● Set task
Please write out the complete listing that follows, exactly as it reads.

● Supplied records
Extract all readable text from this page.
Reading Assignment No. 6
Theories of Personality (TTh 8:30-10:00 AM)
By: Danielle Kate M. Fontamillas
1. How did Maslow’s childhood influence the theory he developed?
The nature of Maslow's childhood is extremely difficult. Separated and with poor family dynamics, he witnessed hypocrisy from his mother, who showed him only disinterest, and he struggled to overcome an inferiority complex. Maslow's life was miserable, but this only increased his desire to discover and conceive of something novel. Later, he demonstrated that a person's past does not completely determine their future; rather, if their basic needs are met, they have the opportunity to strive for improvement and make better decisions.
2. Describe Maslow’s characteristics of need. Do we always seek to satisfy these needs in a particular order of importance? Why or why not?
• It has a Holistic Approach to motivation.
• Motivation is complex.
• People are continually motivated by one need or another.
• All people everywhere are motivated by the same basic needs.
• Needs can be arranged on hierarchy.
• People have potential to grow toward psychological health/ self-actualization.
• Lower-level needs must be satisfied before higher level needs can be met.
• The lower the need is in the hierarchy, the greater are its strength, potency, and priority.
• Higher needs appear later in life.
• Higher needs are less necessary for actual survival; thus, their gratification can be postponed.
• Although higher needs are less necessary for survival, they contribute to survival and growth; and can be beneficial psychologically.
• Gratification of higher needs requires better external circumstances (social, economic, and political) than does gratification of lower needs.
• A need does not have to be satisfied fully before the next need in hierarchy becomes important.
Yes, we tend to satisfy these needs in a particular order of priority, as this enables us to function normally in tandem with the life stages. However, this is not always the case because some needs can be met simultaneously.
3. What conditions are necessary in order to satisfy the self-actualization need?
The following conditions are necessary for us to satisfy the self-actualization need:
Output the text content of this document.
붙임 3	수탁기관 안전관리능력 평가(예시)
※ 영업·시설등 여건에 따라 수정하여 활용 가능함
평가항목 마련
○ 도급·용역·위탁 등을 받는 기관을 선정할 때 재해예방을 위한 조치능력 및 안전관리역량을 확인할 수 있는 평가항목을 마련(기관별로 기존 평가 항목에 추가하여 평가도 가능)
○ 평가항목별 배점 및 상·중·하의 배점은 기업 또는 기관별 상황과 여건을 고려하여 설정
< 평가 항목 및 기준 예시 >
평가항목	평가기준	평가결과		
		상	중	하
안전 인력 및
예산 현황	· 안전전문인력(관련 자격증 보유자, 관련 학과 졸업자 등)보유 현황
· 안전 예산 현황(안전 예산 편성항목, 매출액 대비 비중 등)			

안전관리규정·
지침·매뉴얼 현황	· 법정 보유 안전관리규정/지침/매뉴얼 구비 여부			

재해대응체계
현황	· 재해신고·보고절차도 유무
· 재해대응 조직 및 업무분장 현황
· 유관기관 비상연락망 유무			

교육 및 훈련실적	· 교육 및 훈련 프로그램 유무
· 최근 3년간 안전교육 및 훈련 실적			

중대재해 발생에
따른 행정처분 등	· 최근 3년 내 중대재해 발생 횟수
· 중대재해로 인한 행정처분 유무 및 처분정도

● Worked solution
Extract all readable text from this page.
Reading Assignment No. 6
Theories of Personality (TTh 8:30-10:00 AM)
By: Danielle Kate M. Fontamillas
1. How did Maslow’s childhood influence the theory he developed?
The nature of Maslow's childhood is extremely difficult. Separated and with poor family dynamics, he witnessed hypocrisy from his mother, who showed him only disinterest, and he struggled to overcome an inferiority complex. Maslow's life was miserable, but this only increased his desire to discover and conceive of something novel. Later, he demonstrated that a person's past does not completely determine their future; rather, if their basic needs are met, they have the opportunity to strive for improvement and make better decisions.
2. Describe Maslow’s characteristics of need. Do we always seek to satisfy these needs in a particular order of importance? Why or why not?
• It has a Holistic Approach to motivation.
• Motivation is complex.
• People are continually motivated by one need or another.
• All people everywhere are motivated by the same basic needs.
• Needs can be arranged on hierarchy.
• People have potential to grow toward psychological health/ self-actualization.
• Lower-level needs must be satisfied before higher level needs can be met.
• The lower the need is in the hierarchy, the greater are its strength, potency, and priority.
• Higher needs appear later in life.
• Higher needs are less necessary for actual survival; thus, their gratification can be postponed.
• Although higher needs are less necessary for survival, they contribute to survival and growth; and can be beneficial psychologically.
• Gratification of higher needs requires better external circumstances (social, economic, and political) than does gratification of lower needs.
• A need does not have to be satisfied fully before the next need in hierarchy becomes important.
Yes, we tend to satisfy these needs in a particular order of priority, as this enables us to function normally in tandem with the life stages. However, this is not always the case because some needs can be met simultaneously.
3. What conditions are necessary in order to satisfy the self-actualization need?
The following conditions are necessary for us to satisfy the self-actualization need:
Output the text content of this document.
붙임 3	수탁기관 안전관리능력 평가(예시)
※ 영업·시설등 여건에 따라 수정하여 활용 가능함
평가항목 마련
○ 도급·용역·위탁 등을 받는 기관을 선정할 때 재해예방을 위한 조치능력 및 안전관리역량을 확인할 수 있는 평가항목을 마련(기관별로 기존 평가 항목에 추가하여 평가도 가능)
○ 평가항목별 배점 및 상·중·하의 배점은 기업 또는 기관별 상황과 여건을 고려하여 설정
< 평가 항목 및 기준 예시 >
평가항목	평가기준	평가결과		
		상	중	하
안전 인력 및
예산 현황	· 안전전문인력(관련 자격증 보유자, 관련 학과 졸업자 등)보유 현황
· 안전 예산 현황(안전 예산 편성항목, 매출액 대비 비중 등)			

안전관리규정·
지침·매뉴얼 현황	· 법정 보유 안전관리규정/지침/매뉴얼 구비 여부			

재해대응체계
현황	· 재해신고·보고절차도 유무
· 재해대응 조직 및 업무분장 현황
· 유관기관 비상연락망 유무			

교육 및 훈련실적	· 교육 및 훈련 프로그램 유무
· 최근 3년간 안전교육 및 훈련 실적			

중대재해 발생에
따른 행정처분 등	· 최근 3년 내 중대재해 발생 횟수
· 중대재해로 인한 행정처분 유무 및 처분정도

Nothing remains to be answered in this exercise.